Goal ->
Using the listing below, please gather every line containing the word "Average".

— start —

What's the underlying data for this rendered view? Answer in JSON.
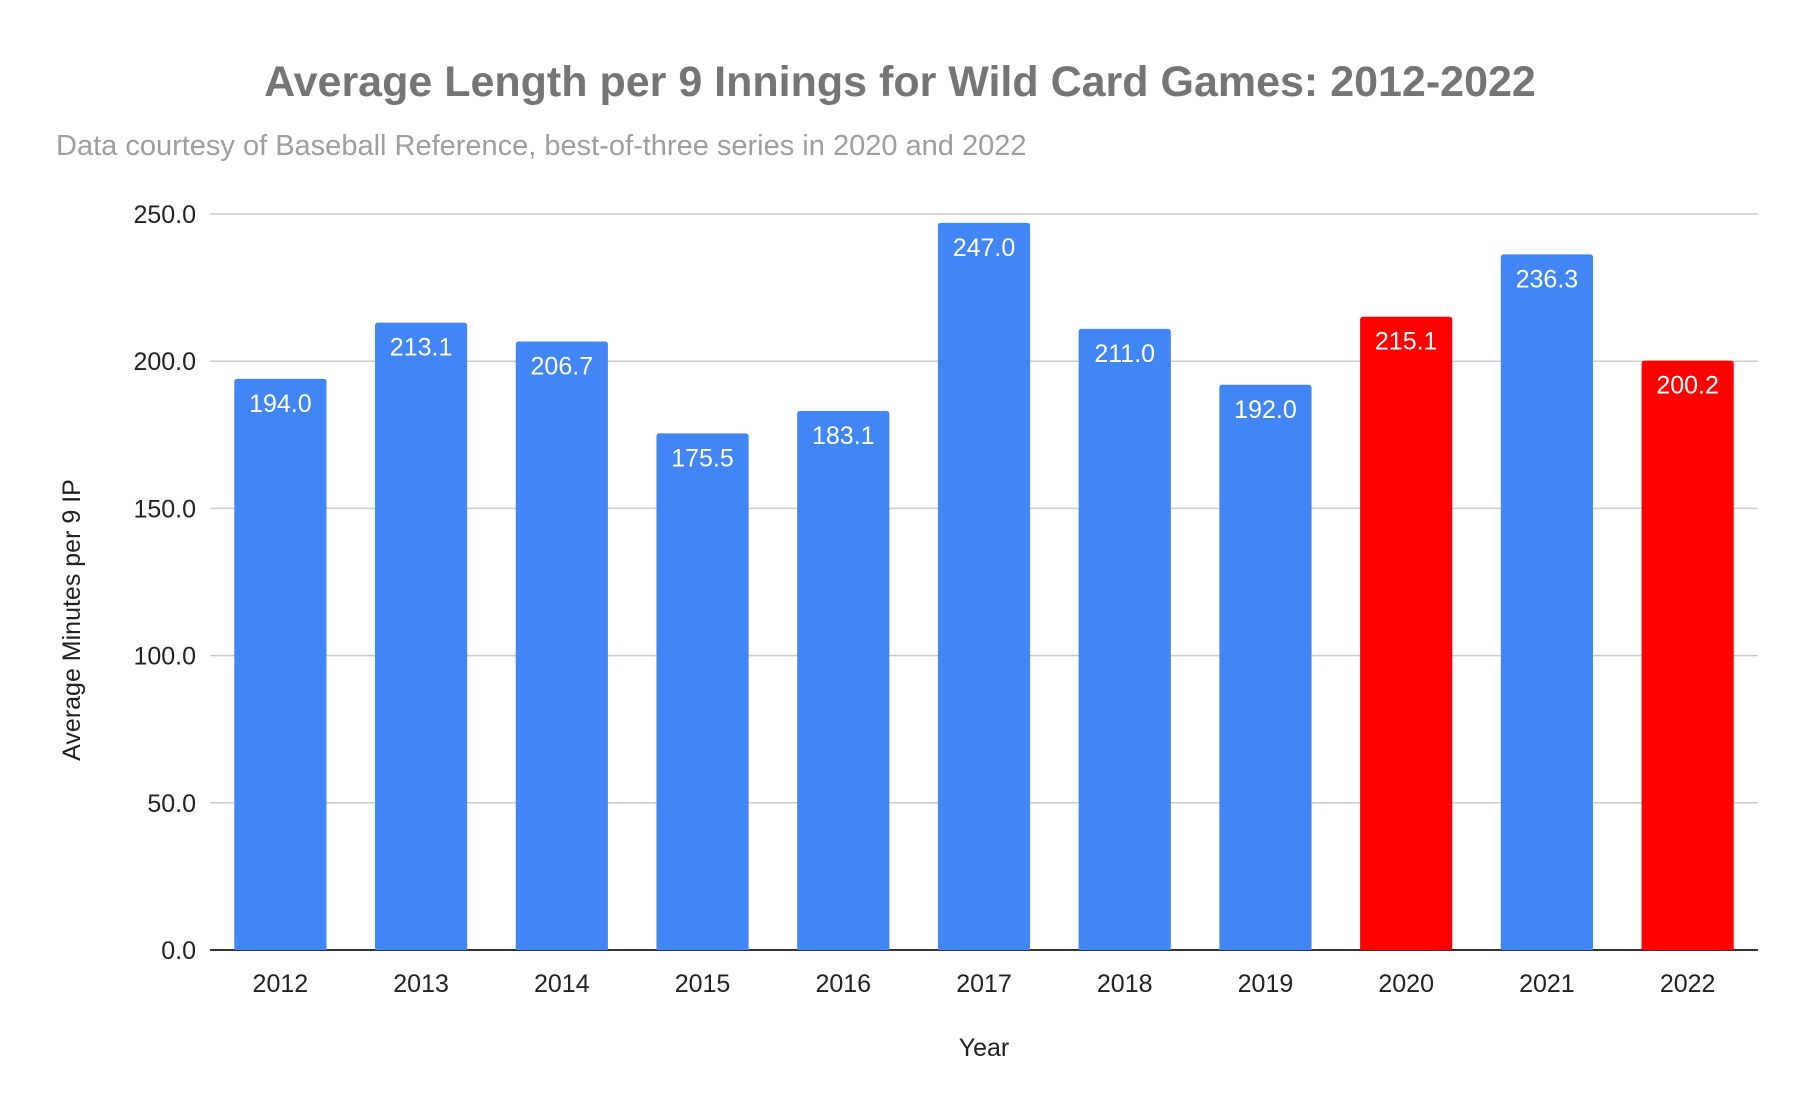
{
  "colors": {
    "default_bar": "#4285f4",
    "highlight_bar": "#ff0000"
  },
  "chart_data": {
    "type": "bar",
    "title": "Average Length per 9 Innings for Wild Card Games: 2012-2022",
    "subtitle": "Data courtesy of Baseball Reference, best-of-three series in 2020 and 2022",
    "xlabel": "Year",
    "ylabel": "Average Minutes per 9 IP",
    "ylim": [
      0,
      250
    ],
    "yticks": [
      "0.0",
      "50.0",
      "100.0",
      "150.0",
      "200.0",
      "250.0"
    ],
    "grid": true,
    "legend": "none",
    "categories": [
      "2012",
      "2013",
      "2014",
      "2015",
      "2016",
      "2017",
      "2018",
      "2019",
      "2020",
      "2021",
      "2022"
    ],
    "values": [
      194.0,
      213.1,
      206.7,
      175.5,
      183.1,
      247.0,
      211.0,
      192.0,
      215.1,
      236.3,
      200.2
    ],
    "value_labels": [
      "194.0",
      "213.1",
      "206.7",
      "175.5",
      "183.1",
      "247.0",
      "211.0",
      "192.0",
      "215.1",
      "236.3",
      "200.2"
    ],
    "bar_colors": [
      "#4285f4",
      "#4285f4",
      "#4285f4",
      "#4285f4",
      "#4285f4",
      "#4285f4",
      "#4285f4",
      "#4285f4",
      "#ff0000",
      "#4285f4",
      "#ff0000"
    ]
  }
}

— end —

Solution to this exercise ->
    "title": "Average Length per 9 Innings for Wild Card Games: 2012-2022",
    "ylabel": "Average Minutes per 9 IP",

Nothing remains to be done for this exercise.